Directions
a – According to the article on attachment style and DNA, which journal published the Yale School of Public Health study of married couples?
b – Continue the article on attachment style and DNA from the point where it stops.

Source document

##############################

Are You A Needy Or Anxious Partner? This Might Be To Blame
If you haven't read up on attachment theory, it's time to start! Identifying your attachment style can be a game-changer, expanding your self-awareness and drastically improving your relationships.
Attachment theory is mostly rooted in the idea that the way you learned to love determines how you love now. It has everything to do with your childhood, your parents' parenting style, and the experiences you've had in love thus far. And now, a new study shows that your attachment style—and your likelihood of staying happily married for life—can be traced even further back than your childhood, all the way to your DNA.
To find this connection, researchers at the Yale School of Public Health examined genetic variations in 178 married couples. Both partners filled out a survey that helped researchers analyze their marital security and satisfaction, and they also provided saliva samples for the researchers to conduct a DNA test. Published in the journal PLOS ONE, the results showed that if one partner had a specific genetic variation, they reported being happier. This genetic variation is known as the GG genotype, and it's located within the oxytocin gene receptor. If you're not familiar with oxytocin, it's known as the "love hormone" and courses through our veins during various "bonding situations," like right after sex or during breastfeeding.

##############################

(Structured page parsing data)
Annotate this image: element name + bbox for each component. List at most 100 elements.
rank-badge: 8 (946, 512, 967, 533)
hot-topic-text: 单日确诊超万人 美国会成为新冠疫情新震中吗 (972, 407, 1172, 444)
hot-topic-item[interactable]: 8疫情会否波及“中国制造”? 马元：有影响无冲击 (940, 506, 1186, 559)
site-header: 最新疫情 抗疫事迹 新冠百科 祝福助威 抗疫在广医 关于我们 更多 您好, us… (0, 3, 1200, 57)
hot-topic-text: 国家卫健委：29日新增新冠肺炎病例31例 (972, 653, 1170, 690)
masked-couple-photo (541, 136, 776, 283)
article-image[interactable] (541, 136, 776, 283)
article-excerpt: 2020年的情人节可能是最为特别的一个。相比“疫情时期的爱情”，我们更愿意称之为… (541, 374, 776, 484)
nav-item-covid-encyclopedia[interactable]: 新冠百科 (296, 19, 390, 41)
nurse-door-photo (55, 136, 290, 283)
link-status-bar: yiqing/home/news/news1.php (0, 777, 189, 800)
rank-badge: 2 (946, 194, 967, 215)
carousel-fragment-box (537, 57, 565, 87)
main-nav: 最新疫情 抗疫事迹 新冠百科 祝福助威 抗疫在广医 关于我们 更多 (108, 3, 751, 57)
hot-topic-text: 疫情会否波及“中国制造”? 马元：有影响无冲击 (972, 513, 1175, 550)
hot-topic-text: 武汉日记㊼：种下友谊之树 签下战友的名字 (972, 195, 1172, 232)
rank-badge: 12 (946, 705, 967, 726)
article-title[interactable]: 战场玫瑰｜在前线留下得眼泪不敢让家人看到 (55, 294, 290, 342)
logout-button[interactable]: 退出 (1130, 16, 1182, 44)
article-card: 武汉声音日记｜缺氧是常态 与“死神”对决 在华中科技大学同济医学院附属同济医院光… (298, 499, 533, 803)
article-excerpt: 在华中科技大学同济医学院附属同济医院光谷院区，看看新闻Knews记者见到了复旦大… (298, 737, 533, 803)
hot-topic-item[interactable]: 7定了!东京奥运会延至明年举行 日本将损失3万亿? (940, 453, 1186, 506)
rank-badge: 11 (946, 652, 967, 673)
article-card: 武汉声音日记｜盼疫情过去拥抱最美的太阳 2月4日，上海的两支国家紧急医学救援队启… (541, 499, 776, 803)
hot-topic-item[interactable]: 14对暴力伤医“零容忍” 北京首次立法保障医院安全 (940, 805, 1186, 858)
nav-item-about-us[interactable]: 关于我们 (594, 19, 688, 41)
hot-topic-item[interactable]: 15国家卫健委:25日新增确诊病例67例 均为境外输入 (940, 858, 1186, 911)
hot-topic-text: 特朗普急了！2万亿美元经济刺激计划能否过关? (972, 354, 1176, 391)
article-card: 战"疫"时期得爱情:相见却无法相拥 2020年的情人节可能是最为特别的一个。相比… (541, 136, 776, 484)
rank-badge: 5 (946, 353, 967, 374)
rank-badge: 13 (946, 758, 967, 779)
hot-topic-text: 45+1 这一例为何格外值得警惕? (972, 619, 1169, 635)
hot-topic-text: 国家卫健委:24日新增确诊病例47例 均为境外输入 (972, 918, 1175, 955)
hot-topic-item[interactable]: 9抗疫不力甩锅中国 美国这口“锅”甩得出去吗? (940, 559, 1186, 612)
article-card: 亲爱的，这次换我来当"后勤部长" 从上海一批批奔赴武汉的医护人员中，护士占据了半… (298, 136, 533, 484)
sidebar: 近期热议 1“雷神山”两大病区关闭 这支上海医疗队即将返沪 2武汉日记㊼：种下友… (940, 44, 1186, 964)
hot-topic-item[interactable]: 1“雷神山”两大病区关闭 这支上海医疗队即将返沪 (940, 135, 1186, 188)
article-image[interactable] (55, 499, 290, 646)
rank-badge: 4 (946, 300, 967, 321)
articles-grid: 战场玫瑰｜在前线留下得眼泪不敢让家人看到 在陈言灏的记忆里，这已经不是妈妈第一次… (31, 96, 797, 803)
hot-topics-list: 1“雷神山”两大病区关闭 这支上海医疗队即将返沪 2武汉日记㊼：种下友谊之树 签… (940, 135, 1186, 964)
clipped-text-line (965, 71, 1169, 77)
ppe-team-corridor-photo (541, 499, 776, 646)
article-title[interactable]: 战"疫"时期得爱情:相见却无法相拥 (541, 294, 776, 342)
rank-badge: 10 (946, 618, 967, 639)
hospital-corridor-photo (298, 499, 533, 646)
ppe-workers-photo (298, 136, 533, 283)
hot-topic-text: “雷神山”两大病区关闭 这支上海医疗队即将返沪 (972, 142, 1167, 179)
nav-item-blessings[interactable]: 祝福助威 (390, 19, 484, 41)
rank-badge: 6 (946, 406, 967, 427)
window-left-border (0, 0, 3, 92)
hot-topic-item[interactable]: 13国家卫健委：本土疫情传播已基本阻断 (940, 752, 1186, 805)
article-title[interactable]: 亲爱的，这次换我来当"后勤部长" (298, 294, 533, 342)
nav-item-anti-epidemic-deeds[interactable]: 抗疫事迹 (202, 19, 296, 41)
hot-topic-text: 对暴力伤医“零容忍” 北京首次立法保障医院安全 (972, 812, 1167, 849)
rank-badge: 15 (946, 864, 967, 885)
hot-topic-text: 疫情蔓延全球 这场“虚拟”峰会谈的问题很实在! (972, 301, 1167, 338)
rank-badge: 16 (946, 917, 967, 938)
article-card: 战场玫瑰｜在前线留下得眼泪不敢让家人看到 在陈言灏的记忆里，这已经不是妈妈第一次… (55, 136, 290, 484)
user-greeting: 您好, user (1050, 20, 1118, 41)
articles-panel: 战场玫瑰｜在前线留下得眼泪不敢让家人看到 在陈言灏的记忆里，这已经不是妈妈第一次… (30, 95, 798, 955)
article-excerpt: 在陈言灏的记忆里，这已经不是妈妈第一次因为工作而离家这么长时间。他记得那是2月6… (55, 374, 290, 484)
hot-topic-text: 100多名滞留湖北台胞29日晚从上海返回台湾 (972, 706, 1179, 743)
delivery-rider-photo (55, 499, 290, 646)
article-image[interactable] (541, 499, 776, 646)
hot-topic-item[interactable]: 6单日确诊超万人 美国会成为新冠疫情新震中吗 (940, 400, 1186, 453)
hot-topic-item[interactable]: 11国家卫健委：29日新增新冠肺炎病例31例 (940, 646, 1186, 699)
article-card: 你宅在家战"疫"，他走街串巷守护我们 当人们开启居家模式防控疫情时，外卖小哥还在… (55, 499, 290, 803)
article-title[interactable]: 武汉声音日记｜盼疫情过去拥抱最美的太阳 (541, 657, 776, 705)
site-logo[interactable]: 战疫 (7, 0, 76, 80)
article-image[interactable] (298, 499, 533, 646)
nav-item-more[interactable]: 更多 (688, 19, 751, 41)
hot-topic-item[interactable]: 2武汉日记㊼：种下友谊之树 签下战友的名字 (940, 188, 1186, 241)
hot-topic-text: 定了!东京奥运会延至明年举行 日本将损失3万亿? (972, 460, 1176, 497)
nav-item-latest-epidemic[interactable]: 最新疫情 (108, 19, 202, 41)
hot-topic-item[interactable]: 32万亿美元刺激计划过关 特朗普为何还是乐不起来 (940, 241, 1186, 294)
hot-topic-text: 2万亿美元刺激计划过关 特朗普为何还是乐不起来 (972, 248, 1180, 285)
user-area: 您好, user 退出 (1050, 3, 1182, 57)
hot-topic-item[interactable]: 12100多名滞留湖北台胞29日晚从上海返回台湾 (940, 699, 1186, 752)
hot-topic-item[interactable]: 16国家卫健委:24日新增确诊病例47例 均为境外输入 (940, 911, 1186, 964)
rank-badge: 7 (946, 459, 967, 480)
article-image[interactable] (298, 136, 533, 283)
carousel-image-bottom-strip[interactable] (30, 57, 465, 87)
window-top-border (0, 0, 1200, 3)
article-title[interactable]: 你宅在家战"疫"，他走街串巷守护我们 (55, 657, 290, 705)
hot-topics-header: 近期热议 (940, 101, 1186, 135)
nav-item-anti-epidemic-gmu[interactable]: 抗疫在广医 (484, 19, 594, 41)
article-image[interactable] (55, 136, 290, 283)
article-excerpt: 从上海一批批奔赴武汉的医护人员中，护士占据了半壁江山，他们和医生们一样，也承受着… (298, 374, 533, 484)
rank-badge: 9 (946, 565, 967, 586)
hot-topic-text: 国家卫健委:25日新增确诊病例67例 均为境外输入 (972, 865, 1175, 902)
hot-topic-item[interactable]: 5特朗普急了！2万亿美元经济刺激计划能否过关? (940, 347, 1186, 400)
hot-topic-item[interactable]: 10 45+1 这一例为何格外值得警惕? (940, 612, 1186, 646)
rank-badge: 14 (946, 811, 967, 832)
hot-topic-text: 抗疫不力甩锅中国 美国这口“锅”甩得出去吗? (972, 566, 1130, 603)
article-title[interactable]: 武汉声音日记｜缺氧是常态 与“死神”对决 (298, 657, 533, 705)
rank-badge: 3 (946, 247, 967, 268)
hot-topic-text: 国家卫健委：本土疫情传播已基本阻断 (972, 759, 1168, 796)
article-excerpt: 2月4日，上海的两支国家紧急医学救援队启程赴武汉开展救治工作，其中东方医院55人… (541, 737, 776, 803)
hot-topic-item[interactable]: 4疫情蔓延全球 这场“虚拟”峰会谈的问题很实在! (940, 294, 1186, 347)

##############################

Per-task outputs
a – The study was published in the journal PLOS ONE.

b –
Interestingly, they also found that individuals with this GG genotype have a less anxious attachment style, meaning they were more secure in how they approached relationships. To compare, people with an anxious attachment style are often described as "needy" or "overanalyzing" as a result of their past relationship experiences. But this study suggests that their need to constantly validate the relationship and stay close to their partner might not be all learned behavior; it might have a genetic component as well.
So what does this all mean? According to the study's lead author and associate professor at the Yale School of Public Health, Joan Monin, Ph.D., "This study shows that how we feel in our close relationships is influenced by more than just our shared experiences with our partners over time... In marriage, people are also influenced by their own and their partner's genetic predispositions."
The good news is that reading up on attachment styles and understanding how yours is influencing your behavior can help you pick a better partner, communicate more efficiently with your partner, or even help you realize it's time to move on from a relationship that was always doomed due to extreme attachment style differences.